(Entries from a dataset)
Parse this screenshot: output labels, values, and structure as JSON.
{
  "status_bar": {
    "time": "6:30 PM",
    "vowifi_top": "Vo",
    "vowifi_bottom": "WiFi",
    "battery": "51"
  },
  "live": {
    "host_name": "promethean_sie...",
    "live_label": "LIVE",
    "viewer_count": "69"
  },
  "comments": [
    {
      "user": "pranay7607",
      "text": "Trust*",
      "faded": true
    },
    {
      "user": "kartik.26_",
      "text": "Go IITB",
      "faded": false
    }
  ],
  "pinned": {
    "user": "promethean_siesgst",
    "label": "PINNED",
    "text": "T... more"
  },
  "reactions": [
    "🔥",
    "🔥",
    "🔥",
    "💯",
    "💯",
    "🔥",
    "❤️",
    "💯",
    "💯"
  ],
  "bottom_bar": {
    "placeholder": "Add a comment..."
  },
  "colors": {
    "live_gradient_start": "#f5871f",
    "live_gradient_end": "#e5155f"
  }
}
...
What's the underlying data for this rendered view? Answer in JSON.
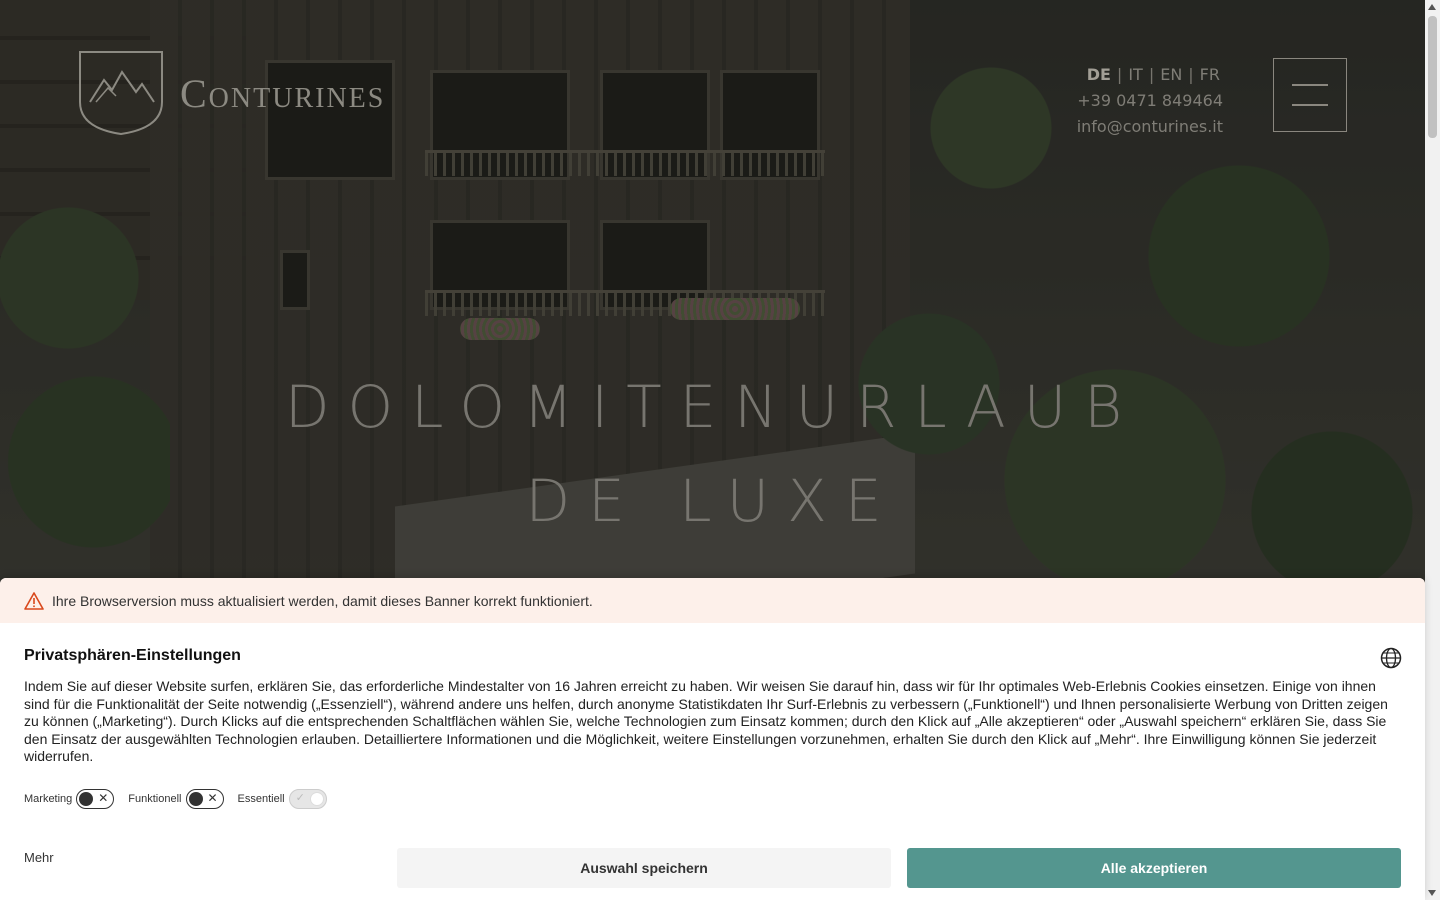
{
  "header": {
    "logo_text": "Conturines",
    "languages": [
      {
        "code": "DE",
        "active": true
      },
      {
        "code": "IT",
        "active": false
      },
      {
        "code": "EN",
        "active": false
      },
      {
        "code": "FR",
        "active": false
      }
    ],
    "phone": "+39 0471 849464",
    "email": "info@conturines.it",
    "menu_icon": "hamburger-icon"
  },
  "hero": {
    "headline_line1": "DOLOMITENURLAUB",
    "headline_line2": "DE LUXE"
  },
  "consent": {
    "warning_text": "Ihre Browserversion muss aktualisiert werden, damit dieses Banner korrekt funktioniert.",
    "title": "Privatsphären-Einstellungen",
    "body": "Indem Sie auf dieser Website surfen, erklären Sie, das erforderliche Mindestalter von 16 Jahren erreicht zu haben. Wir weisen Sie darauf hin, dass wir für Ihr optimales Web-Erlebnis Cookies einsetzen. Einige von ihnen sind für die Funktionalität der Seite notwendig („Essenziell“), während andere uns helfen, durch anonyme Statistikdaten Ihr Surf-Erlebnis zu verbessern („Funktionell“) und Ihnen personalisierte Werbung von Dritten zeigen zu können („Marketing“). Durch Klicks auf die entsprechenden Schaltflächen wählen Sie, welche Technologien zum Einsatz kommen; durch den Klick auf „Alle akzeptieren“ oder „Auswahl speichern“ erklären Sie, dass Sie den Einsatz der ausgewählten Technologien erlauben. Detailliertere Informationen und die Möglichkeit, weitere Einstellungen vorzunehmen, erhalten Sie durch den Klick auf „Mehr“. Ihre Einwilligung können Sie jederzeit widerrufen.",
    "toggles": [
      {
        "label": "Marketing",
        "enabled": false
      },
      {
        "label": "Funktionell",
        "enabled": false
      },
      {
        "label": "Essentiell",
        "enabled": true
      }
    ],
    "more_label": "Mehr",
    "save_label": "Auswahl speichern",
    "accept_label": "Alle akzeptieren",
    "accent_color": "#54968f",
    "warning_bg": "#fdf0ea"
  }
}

### REQUEST
Search the data above for lines holding "user" and copy each of them.

### ANSWER TO THE EXERCISE
      "user": "pranay7607",
      "user": "kartik.26_",
    "user": "promethean_siesgst",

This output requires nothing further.